EXERCISE PROMPT: Type out the data exactly as given. Skip any image.

>> BEGIN

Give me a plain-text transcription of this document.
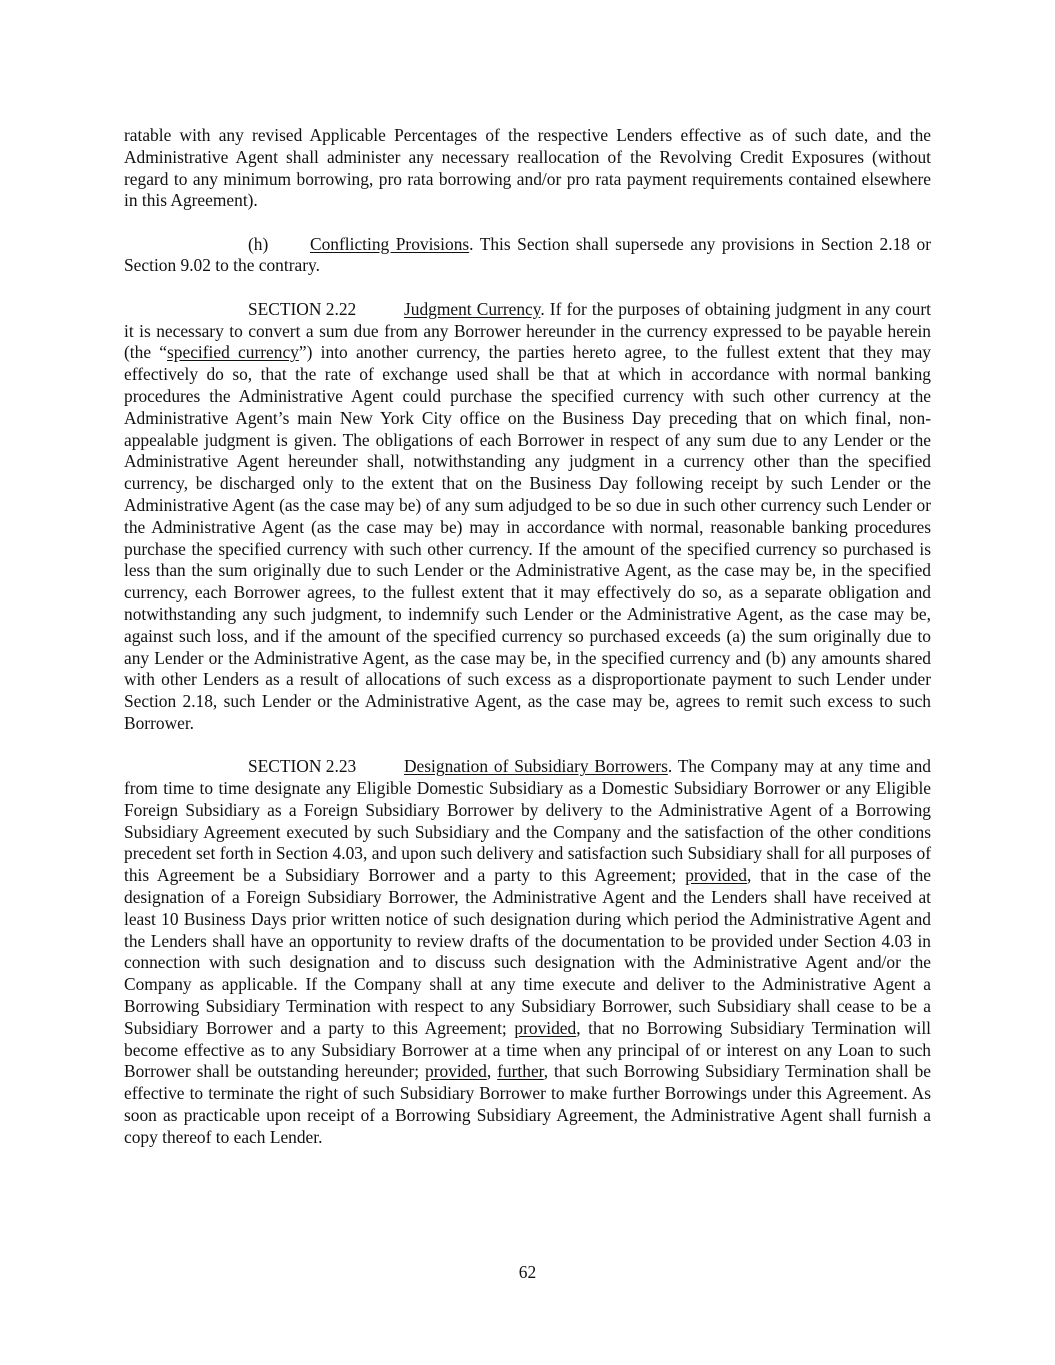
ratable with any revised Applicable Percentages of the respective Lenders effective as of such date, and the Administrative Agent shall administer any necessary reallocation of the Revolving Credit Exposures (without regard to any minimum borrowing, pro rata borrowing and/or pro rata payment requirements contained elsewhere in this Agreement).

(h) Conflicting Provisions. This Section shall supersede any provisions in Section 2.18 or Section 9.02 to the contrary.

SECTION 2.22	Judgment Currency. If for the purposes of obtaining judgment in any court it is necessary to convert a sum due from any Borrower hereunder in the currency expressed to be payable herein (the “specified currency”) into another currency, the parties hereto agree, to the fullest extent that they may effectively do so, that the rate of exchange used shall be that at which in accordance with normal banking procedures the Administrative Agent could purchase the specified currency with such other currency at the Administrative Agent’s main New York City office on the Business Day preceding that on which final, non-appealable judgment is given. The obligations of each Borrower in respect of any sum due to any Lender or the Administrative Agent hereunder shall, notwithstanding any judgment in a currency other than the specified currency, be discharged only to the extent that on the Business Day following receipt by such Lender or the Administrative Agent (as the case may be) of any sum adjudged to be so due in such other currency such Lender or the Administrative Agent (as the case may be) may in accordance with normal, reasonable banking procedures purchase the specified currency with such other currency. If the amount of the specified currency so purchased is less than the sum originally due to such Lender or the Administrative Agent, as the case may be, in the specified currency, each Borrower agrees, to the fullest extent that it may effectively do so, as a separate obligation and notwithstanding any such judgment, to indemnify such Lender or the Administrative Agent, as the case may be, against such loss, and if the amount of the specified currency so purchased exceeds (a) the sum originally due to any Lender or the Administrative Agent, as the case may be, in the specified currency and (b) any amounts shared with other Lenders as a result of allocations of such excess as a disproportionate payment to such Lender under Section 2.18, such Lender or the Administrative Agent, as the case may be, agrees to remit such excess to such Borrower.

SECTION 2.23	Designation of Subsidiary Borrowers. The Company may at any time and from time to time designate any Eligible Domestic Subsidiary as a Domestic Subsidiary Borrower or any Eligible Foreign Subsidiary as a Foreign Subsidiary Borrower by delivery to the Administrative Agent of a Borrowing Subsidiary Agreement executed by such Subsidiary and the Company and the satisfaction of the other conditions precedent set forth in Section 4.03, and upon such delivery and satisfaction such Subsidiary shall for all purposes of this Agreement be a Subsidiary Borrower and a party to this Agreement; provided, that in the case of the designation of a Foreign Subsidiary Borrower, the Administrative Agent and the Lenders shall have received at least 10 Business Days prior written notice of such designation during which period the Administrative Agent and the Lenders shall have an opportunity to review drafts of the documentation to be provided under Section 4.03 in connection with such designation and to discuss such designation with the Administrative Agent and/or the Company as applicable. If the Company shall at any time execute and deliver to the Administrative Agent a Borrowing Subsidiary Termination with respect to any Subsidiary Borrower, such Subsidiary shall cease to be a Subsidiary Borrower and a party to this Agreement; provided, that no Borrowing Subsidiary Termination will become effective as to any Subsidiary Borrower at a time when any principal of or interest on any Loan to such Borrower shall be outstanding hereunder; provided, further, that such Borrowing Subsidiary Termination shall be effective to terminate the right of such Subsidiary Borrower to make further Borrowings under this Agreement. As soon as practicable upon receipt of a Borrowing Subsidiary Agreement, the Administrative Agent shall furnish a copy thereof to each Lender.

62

>> END

THE RESPONSE:
Give me a plain-text transcription of this document.
ratable with any revised Applicable Percentages of the respective Lenders effective as of such date, and the Administrative Agent shall administer any necessary reallocation of the Revolving Credit Exposures (without regard to any minimum borrowing, pro rata borrowing and/or pro rata payment requirements contained elsewhere in this Agreement).

(h) Conflicting Provisions. This Section shall supersede any provisions in Section 2.18 or Section 9.02 to the contrary.

SECTION 2.22	Judgment Currency. If for the purposes of obtaining judgment in any court it is necessary to convert a sum due from any Borrower hereunder in the currency expressed to be payable herein (the “specified currency”) into another currency, the parties hereto agree, to the fullest extent that they may effectively do so, that the rate of exchange used shall be that at which in accordance with normal banking procedures the Administrative Agent could purchase the specified currency with such other currency at the Administrative Agent’s main New York City office on the Business Day preceding that on which final, non-appealable judgment is given. The obligations of each Borrower in respect of any sum due to any Lender or the Administrative Agent hereunder shall, notwithstanding any judgment in a currency other than the specified currency, be discharged only to the extent that on the Business Day following receipt by such Lender or the Administrative Agent (as the case may be) of any sum adjudged to be so due in such other currency such Lender or the Administrative Agent (as the case may be) may in accordance with normal, reasonable banking procedures purchase the specified currency with such other currency. If the amount of the specified currency so purchased is less than the sum originally due to such Lender or the Administrative Agent, as the case may be, in the specified currency, each Borrower agrees, to the fullest extent that it may effectively do so, as a separate obligation and notwithstanding any such judgment, to indemnify such Lender or the Administrative Agent, as the case may be, against such loss, and if the amount of the specified currency so purchased exceeds (a) the sum originally due to any Lender or the Administrative Agent, as the case may be, in the specified currency and (b) any amounts shared with other Lenders as a result of allocations of such excess as a disproportionate payment to such Lender under Section 2.18, such Lender or the Administrative Agent, as the case may be, agrees to remit such excess to such Borrower.

SECTION 2.23	Designation of Subsidiary Borrowers. The Company may at any time and from time to time designate any Eligible Domestic Subsidiary as a Domestic Subsidiary Borrower or any Eligible Foreign Subsidiary as a Foreign Subsidiary Borrower by delivery to the Administrative Agent of a Borrowing Subsidiary Agreement executed by such Subsidiary and the Company and the satisfaction of the other conditions precedent set forth in Section 4.03, and upon such delivery and satisfaction such Subsidiary shall for all purposes of this Agreement be a Subsidiary Borrower and a party to this Agreement; provided, that in the case of the designation of a Foreign Subsidiary Borrower, the Administrative Agent and the Lenders shall have received at least 10 Business Days prior written notice of such designation during which period the Administrative Agent and the Lenders shall have an opportunity to review drafts of the documentation to be provided under Section 4.03 in connection with such designation and to discuss such designation with the Administrative Agent and/or the Company as applicable. If the Company shall at any time execute and deliver to the Administrative Agent a Borrowing Subsidiary Termination with respect to any Subsidiary Borrower, such Subsidiary shall cease to be a Subsidiary Borrower and a party to this Agreement; provided, that no Borrowing Subsidiary Termination will become effective as to any Subsidiary Borrower at a time when any principal of or interest on any Loan to such Borrower shall be outstanding hereunder; provided, further, that such Borrowing Subsidiary Termination shall be effective to terminate the right of such Subsidiary Borrower to make further Borrowings under this Agreement. As soon as practicable upon receipt of a Borrowing Subsidiary Agreement, the Administrative Agent shall furnish a copy thereof to each Lender.

62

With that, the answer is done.